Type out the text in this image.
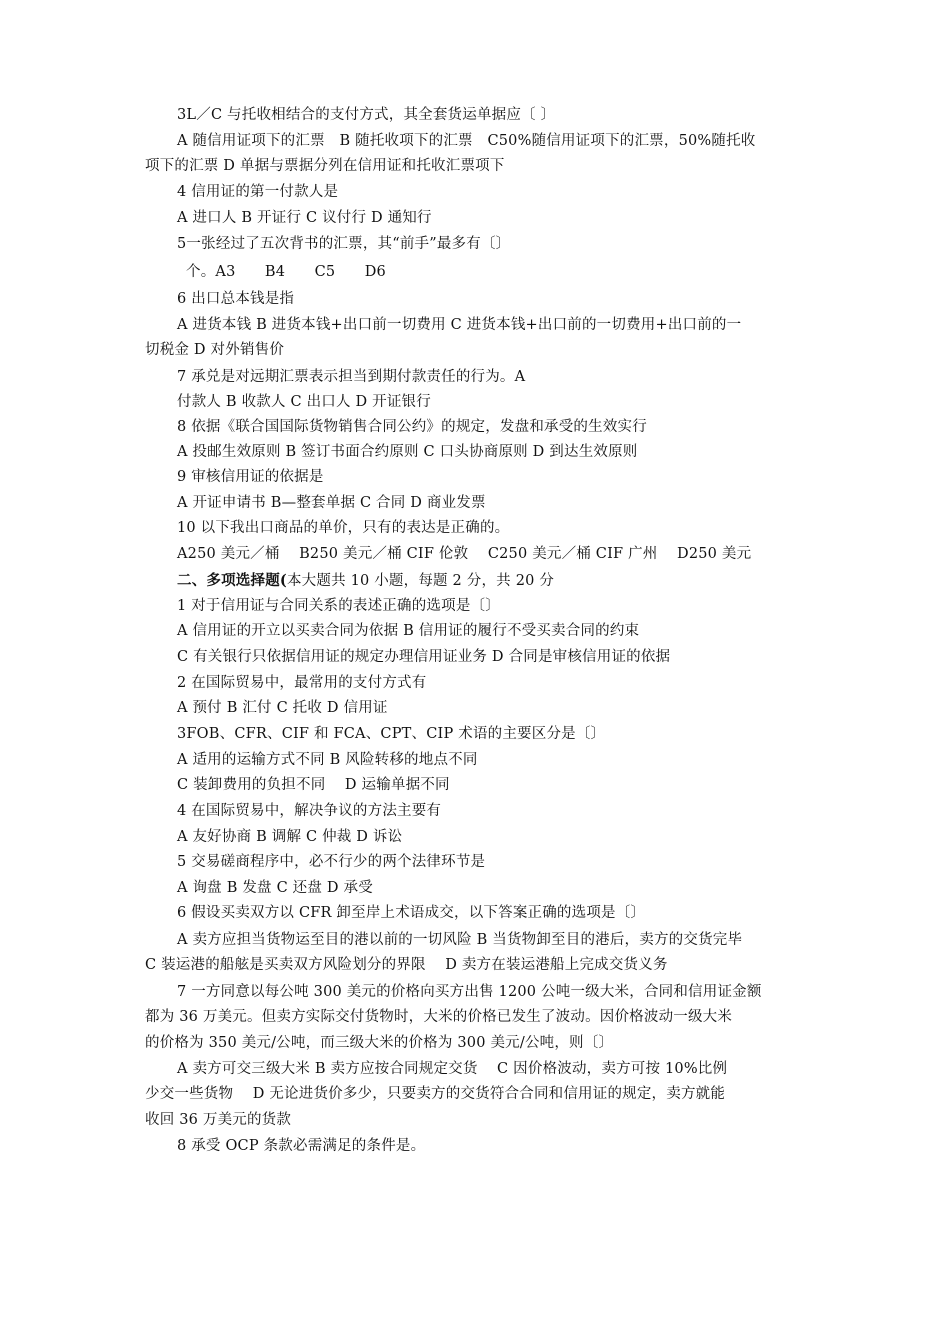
3L／C 与托收相结合的支付方式，其全套货运单据应〔 〕
A 随信用证项下的汇票　B 随托收项下的汇票　C50%随信用证项下的汇票，50%随托收
项下的汇票 D 单据与票据分列在信用证和托收汇票项下
4 信用证的第一付款人是
A 进口人 B 开证行 C 议付行 D 通知行
5一张经过了五次背书的汇票，其“前手”最多有〔〕
个。A3　　B4　　C5　　D6
6 出口总本钱是指
A 进货本钱 B 进货本钱+出口前一切费用 C 进货本钱+出口前的一切费用+出口前的一
切税金 D 对外销售价
7 承兑是对远期汇票表示担当到期付款责任的行为。A
付款人 B 收款人 C 出口人 D 开证银行
8 依据《联合国国际货物销售合同公约》的规定，发盘和承受的生效实行
A 投邮生效原则 B 签订书面合约原则 C 口头协商原则 D 到达生效原则
9 审核信用证的依据是
A 开证申请书 B—整套单据 C 合同 D 商业发票
10 以下我出口商品的单价，只有的表达是正确的。
A250 美元／桶　 B250 美元／桶 CIF 伦敦　 C250 美元／桶 CIF 广州　 D250 美元
二、多项选择题(本大题共 10 小题，每题 2 分，共 20 分
1 对于信用证与合同关系的表述正确的选项是〔〕
A 信用证的开立以买卖合同为依据 B 信用证的履行不受买卖合同的约束
C 有关银行只依据信用证的规定办理信用证业务 D 合同是审核信用证的依据
2 在国际贸易中，最常用的支付方式有
A 预付 B 汇付 C 托收 D 信用证
3FOB、CFR、CIF 和 FCA、CPT、CIP 术语的主要区分是〔〕
A 适用的运输方式不同 B 风险转移的地点不同
C 装卸费用的负担不同　 D 运输单据不同
4 在国际贸易中，解决争议的方法主要有
A 友好协商 B 调解 C 仲裁 D 诉讼
5 交易磋商程序中，必不行少的两个法律环节是
A 询盘 B 发盘 C 还盘 D 承受
6 假设买卖双方以 CFR 卸至岸上术语成交，以下答案正确的选项是〔〕
A 卖方应担当货物运至目的港以前的一切风险 B 当货物卸至目的港后，卖方的交货完毕
C 装运港的船舷是买卖双方风险划分的界限　 D 卖方在装运港船上完成交货义务
7 一方同意以每公吨 300 美元的价格向买方出售 1200 公吨一级大米，合同和信用证金额
都为 36 万美元。但卖方实际交付货物时，大米的价格已发生了波动。因价格波动一级大米
的价格为 350 美元/公吨，而三级大米的价格为 300 美元/公吨，则〔〕
A 卖方可交三级大米 B 卖方应按合同规定交货　 C 因价格波动，卖方可按 10%比例
少交一些货物　 D 无论进货价多少，只要卖方的交货符合合同和信用证的规定，卖方就能
收回 36 万美元的货款
8 承受 OCP 条款必需满足的条件是。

## YOUR GOAL
Respond with the number of lines containing "在国际贸易中" and no additional words.

## EXERCISE OUTPUT
2